__Task goal__:
Pull out every line below containing the word "target".

__Dataset records__:

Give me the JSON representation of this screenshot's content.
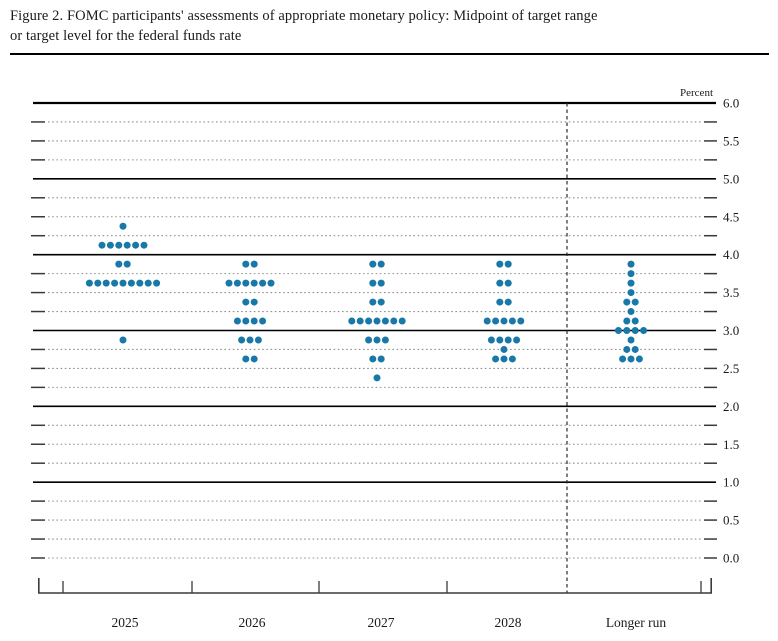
{
  "title": {
    "line1": "Figure 2. FOMC participants' assessments of appropriate monetary policy: Midpoint of target range",
    "line2": "or target level for the federal funds rate"
  },
  "chart_data": {
    "type": "scatter",
    "subtype": "fomc-dot-plot",
    "title": "Figure 2. FOMC participants' assessments of appropriate monetary policy: Midpoint of target range or target level for the federal funds rate",
    "unit_label": "Percent",
    "xlabel": "",
    "ylabel": "Percent",
    "ylim": [
      0.0,
      6.0
    ],
    "y_grid_interval": 0.25,
    "y_label_interval": 0.5,
    "y_tick_labels": [
      "6.0",
      "5.5",
      "5.0",
      "4.5",
      "4.0",
      "3.5",
      "3.0",
      "2.5",
      "2.0",
      "1.5",
      "1.0",
      "0.5",
      "0.0"
    ],
    "solid_gridline_values": [
      6.0,
      5.0,
      4.0,
      3.0,
      2.0,
      1.0
    ],
    "grid": "dotted-quarter-point",
    "legend_position": "none",
    "separator_before_category": "Longer run",
    "categories": [
      "2025",
      "2026",
      "2027",
      "2028",
      "Longer run"
    ],
    "series": [
      {
        "category": "2025",
        "dots": [
          {
            "rate": 4.375,
            "count": 1
          },
          {
            "rate": 4.125,
            "count": 6
          },
          {
            "rate": 3.875,
            "count": 2
          },
          {
            "rate": 3.625,
            "count": 9
          },
          {
            "rate": 2.875,
            "count": 1
          }
        ]
      },
      {
        "category": "2026",
        "dots": [
          {
            "rate": 3.875,
            "count": 2
          },
          {
            "rate": 3.625,
            "count": 6
          },
          {
            "rate": 3.375,
            "count": 2
          },
          {
            "rate": 3.125,
            "count": 4
          },
          {
            "rate": 2.875,
            "count": 3
          },
          {
            "rate": 2.625,
            "count": 2
          }
        ]
      },
      {
        "category": "2027",
        "dots": [
          {
            "rate": 3.875,
            "count": 2
          },
          {
            "rate": 3.625,
            "count": 2
          },
          {
            "rate": 3.375,
            "count": 2
          },
          {
            "rate": 3.125,
            "count": 7
          },
          {
            "rate": 2.875,
            "count": 3
          },
          {
            "rate": 2.625,
            "count": 2
          },
          {
            "rate": 2.375,
            "count": 1
          }
        ]
      },
      {
        "category": "2028",
        "dots": [
          {
            "rate": 3.875,
            "count": 2
          },
          {
            "rate": 3.625,
            "count": 2
          },
          {
            "rate": 3.375,
            "count": 2
          },
          {
            "rate": 3.125,
            "count": 5
          },
          {
            "rate": 2.875,
            "count": 4
          },
          {
            "rate": 2.75,
            "count": 1
          },
          {
            "rate": 2.625,
            "count": 3
          }
        ]
      },
      {
        "category": "Longer run",
        "dots": [
          {
            "rate": 3.875,
            "count": 1
          },
          {
            "rate": 3.75,
            "count": 1
          },
          {
            "rate": 3.625,
            "count": 1
          },
          {
            "rate": 3.5,
            "count": 1
          },
          {
            "rate": 3.375,
            "count": 2
          },
          {
            "rate": 3.25,
            "count": 1
          },
          {
            "rate": 3.125,
            "count": 2
          },
          {
            "rate": 3.0,
            "count": 4
          },
          {
            "rate": 2.875,
            "count": 1
          },
          {
            "rate": 2.75,
            "count": 2
          },
          {
            "rate": 2.625,
            "count": 3
          }
        ]
      }
    ],
    "colors": {
      "dot": "#1878a8",
      "solid_line": "#000000",
      "dotted_line": "#909090",
      "dashed_separator": "#2b2b2b",
      "axis": "#3a3a3a",
      "text": "#1a1a1a"
    }
  }
}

__Solution to this task__:
    "line1": "Figure 2. FOMC participants' assessments of appropriate monetary policy: Midpoint of target range",
    "line2": "or target level for the federal funds rate"
    "title": "Figure 2. FOMC participants' assessments of appropriate monetary policy: Midpoint of target range or target level for the federal funds rate",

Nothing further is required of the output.